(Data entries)
** BEGIN **
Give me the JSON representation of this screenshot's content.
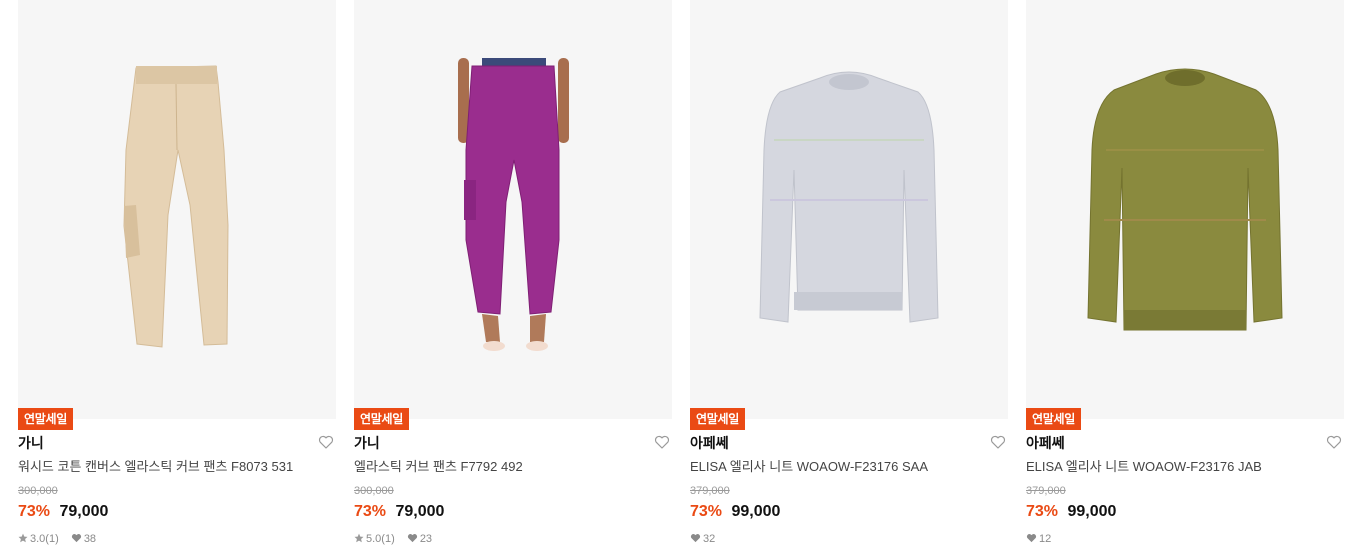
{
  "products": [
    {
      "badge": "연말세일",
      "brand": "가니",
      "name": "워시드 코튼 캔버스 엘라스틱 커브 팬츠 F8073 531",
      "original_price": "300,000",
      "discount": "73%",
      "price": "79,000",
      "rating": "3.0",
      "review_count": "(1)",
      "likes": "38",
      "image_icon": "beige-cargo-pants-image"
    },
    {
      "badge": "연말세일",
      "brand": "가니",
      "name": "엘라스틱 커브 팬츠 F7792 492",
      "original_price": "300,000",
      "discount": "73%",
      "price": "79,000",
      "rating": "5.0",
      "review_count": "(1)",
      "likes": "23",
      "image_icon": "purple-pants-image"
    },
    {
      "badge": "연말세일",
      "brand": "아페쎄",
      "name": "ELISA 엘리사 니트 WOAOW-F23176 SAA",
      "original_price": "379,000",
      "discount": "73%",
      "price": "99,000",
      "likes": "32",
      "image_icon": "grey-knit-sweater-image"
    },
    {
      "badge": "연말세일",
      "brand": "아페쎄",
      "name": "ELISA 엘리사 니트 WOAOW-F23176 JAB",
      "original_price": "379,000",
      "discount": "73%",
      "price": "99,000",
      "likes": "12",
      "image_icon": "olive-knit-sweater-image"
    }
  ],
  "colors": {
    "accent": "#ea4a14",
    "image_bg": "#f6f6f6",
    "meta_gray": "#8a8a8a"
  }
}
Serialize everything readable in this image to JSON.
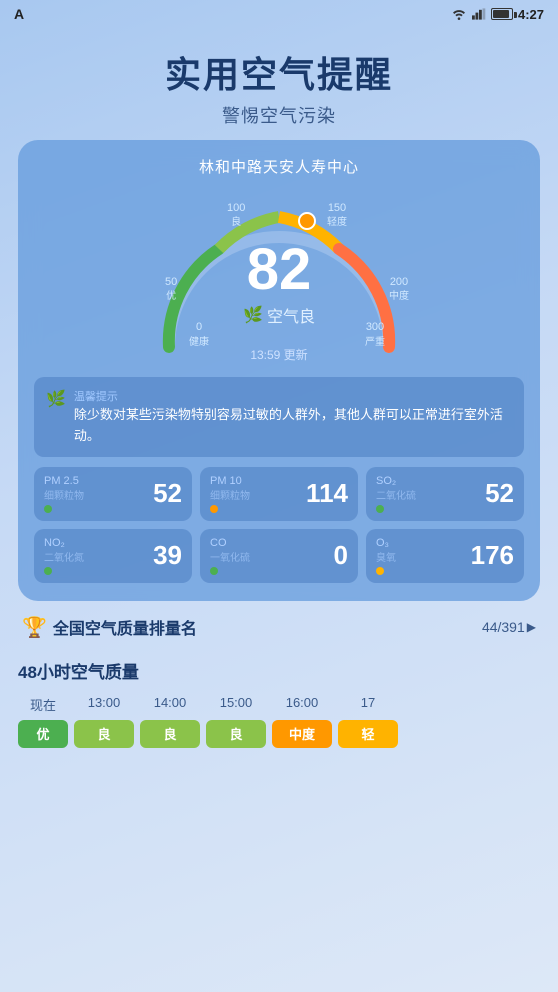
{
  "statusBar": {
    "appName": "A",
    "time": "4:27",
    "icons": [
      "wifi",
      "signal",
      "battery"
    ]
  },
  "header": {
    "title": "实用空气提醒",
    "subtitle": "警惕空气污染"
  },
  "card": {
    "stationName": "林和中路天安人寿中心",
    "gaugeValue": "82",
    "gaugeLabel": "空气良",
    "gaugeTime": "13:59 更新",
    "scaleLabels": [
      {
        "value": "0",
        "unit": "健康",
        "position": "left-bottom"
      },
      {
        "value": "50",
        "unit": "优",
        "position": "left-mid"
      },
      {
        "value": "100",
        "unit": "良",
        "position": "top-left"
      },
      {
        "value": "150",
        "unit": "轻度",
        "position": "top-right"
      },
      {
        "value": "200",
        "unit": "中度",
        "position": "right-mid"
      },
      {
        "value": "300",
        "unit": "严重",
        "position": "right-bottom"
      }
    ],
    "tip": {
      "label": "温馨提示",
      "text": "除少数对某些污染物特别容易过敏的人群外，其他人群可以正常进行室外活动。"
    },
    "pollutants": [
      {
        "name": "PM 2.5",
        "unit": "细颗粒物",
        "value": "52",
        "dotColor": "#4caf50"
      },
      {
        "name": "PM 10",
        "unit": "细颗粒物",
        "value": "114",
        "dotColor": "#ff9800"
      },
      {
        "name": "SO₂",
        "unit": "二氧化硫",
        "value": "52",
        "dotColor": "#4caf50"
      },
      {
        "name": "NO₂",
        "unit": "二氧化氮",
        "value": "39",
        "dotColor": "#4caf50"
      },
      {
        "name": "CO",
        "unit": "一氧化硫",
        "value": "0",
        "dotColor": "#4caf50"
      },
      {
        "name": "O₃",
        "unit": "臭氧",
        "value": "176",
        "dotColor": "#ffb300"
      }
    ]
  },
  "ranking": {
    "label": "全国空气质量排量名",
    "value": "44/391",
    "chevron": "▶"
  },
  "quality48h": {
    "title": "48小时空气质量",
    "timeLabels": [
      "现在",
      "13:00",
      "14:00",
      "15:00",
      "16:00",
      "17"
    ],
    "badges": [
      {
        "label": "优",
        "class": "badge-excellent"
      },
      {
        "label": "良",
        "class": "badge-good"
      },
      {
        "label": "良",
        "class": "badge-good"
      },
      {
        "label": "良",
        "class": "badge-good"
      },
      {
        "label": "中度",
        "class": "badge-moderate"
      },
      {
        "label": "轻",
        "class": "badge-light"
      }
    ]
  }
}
** END **
** BEGIN **
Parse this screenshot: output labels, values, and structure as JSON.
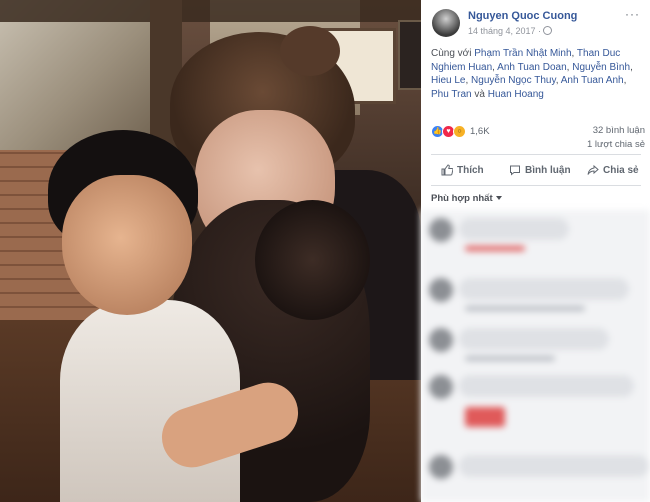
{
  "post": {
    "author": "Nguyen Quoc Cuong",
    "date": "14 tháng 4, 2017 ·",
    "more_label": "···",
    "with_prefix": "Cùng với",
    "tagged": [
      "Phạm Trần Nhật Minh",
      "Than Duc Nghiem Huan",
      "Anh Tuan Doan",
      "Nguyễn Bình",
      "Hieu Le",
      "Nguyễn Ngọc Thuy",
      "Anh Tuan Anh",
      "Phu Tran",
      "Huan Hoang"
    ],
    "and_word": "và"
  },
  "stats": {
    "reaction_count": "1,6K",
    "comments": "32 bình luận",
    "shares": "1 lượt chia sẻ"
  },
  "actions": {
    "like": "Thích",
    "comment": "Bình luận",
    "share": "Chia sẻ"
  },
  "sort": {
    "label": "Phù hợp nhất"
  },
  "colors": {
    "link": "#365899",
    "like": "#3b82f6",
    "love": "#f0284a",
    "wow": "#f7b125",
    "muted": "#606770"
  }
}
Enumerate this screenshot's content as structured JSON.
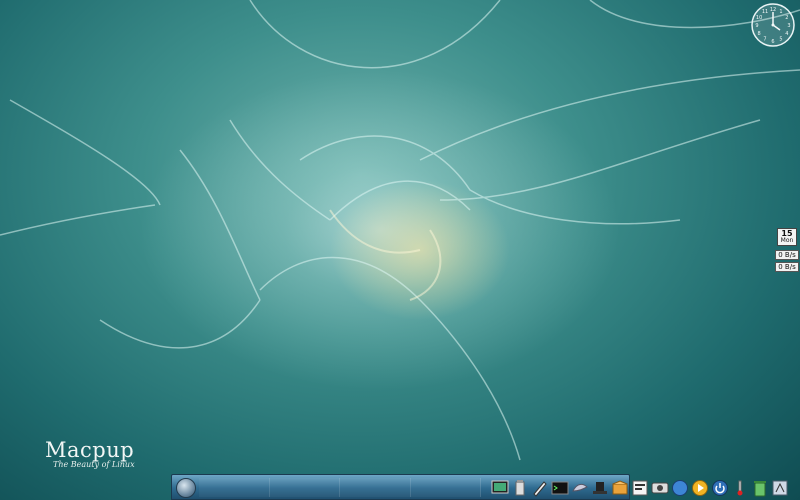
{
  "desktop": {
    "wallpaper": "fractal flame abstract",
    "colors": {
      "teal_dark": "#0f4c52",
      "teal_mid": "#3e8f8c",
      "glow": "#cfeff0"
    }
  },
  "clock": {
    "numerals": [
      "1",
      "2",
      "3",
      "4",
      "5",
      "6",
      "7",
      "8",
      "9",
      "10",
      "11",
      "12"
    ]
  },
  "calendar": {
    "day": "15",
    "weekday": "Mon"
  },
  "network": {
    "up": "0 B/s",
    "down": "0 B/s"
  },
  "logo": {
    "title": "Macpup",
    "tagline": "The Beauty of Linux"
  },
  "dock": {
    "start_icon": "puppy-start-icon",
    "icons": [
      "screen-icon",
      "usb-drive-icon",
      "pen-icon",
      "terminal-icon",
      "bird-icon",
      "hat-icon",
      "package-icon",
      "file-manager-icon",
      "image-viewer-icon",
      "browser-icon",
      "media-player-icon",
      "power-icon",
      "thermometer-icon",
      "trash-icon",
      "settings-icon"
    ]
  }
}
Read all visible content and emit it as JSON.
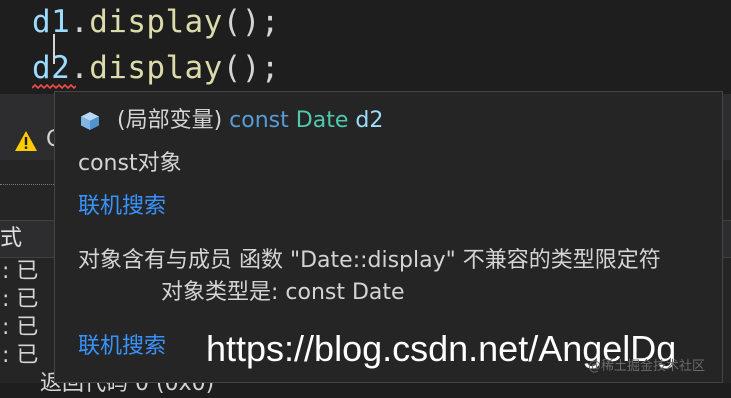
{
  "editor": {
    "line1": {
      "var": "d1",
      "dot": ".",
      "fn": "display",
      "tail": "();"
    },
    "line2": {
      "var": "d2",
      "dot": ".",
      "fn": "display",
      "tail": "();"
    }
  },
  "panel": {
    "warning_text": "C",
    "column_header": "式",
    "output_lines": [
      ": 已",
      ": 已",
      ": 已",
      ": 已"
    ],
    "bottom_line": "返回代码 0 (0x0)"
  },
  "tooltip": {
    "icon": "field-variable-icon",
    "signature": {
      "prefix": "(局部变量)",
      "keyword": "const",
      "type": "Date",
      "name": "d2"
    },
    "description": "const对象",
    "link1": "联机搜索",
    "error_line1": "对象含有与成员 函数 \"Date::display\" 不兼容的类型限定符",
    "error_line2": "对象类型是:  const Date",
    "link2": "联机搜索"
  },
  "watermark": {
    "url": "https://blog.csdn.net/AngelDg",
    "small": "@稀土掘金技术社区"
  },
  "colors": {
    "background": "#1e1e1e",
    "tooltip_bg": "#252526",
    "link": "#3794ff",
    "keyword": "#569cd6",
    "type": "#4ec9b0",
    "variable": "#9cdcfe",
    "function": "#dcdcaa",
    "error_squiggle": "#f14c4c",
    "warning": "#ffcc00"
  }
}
** END **
** BEGIN **
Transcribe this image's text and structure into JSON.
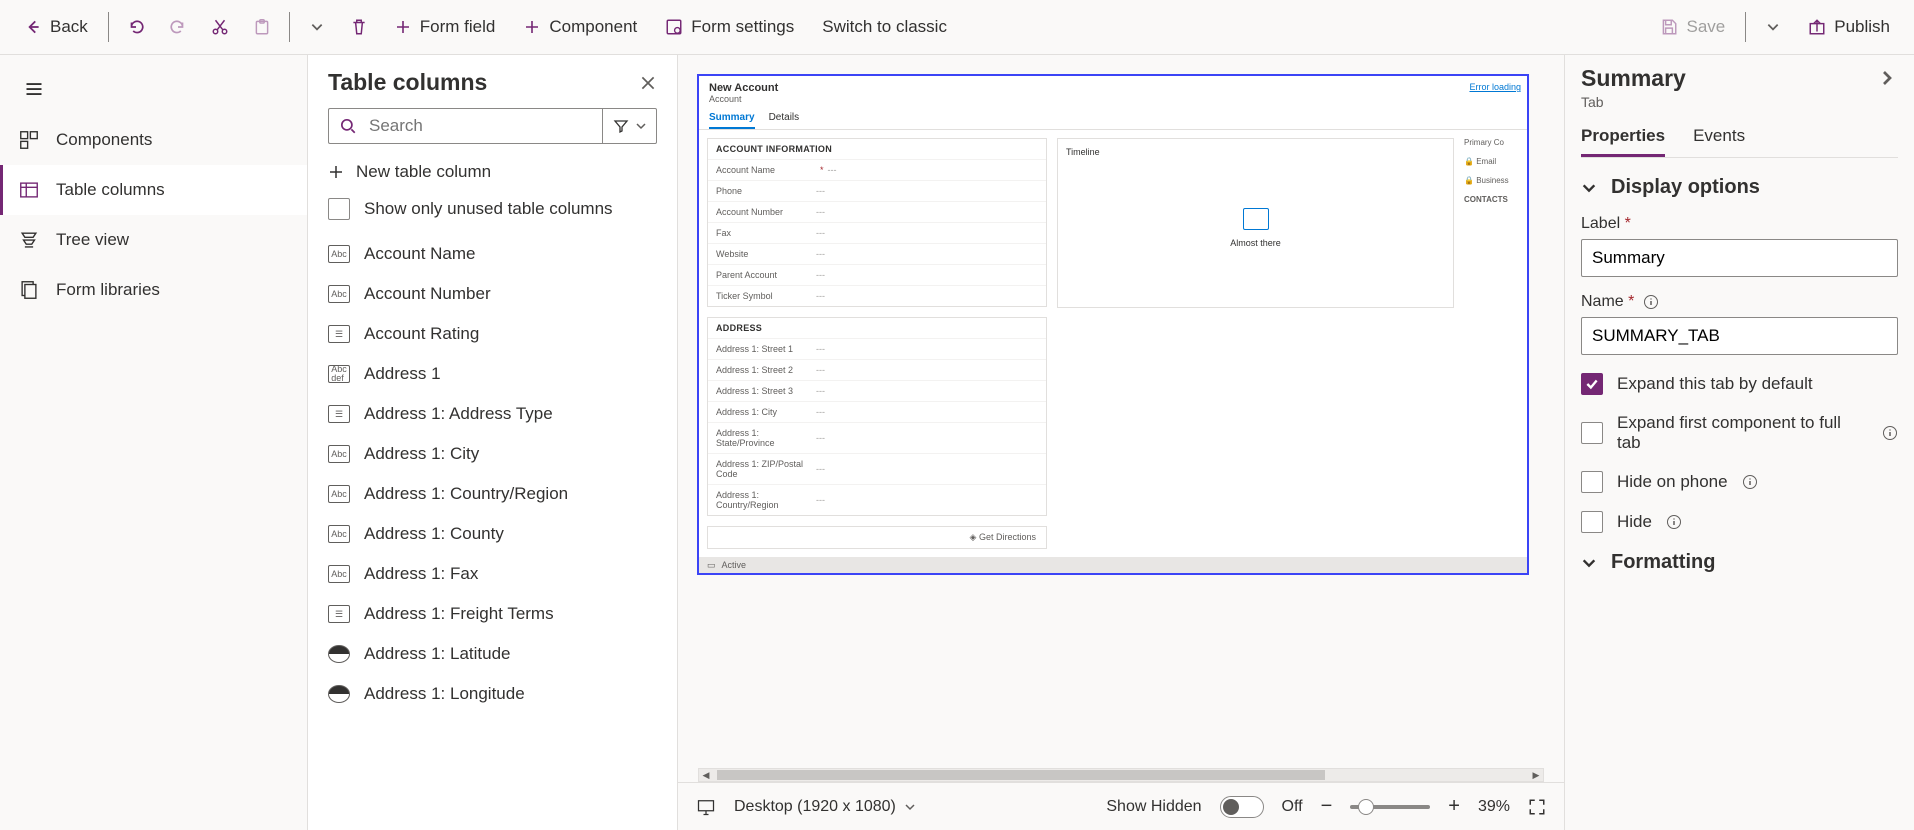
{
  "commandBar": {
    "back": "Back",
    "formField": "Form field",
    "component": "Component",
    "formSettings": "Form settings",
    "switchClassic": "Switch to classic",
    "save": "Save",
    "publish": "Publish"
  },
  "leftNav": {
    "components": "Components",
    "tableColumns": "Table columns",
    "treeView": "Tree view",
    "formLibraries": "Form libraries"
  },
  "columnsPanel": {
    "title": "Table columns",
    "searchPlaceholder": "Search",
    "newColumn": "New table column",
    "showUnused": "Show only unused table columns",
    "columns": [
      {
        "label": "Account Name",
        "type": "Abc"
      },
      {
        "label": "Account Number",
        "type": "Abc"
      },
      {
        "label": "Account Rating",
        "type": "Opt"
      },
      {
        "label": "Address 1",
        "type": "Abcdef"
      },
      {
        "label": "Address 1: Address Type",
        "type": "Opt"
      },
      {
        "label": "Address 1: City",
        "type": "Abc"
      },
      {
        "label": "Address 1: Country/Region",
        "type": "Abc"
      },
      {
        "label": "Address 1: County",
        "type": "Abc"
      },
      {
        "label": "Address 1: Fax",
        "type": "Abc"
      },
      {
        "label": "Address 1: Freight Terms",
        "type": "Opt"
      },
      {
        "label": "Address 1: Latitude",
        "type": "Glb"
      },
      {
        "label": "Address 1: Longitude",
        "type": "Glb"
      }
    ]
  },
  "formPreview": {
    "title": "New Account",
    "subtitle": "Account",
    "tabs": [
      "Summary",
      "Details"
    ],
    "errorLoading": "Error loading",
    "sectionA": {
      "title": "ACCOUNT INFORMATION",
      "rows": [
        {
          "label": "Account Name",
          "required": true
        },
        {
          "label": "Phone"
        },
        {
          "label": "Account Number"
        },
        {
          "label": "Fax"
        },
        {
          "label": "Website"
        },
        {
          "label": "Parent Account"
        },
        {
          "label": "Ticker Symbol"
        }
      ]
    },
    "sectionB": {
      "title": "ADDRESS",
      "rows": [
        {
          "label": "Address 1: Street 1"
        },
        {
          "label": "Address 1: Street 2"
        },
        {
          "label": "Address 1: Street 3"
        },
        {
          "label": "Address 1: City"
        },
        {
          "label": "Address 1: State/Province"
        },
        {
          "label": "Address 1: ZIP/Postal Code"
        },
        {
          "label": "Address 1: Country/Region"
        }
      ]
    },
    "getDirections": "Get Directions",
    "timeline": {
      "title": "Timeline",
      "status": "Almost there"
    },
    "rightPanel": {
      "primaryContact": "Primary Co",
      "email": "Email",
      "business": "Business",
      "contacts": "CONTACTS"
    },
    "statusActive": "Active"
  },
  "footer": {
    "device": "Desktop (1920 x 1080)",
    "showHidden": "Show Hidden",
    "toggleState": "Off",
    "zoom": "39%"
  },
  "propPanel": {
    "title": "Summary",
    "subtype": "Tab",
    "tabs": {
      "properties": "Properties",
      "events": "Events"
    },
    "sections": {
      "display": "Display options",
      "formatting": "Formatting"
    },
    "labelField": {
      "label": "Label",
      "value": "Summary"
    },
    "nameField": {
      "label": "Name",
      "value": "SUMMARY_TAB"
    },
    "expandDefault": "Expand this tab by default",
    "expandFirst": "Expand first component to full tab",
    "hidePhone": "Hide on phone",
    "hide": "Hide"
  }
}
** END **
_Exercise aim_
Search the data for the string "City". List each line that has it.

_Problem solution_
        "label": "Address 1: City",
          "label": "Address 1: City"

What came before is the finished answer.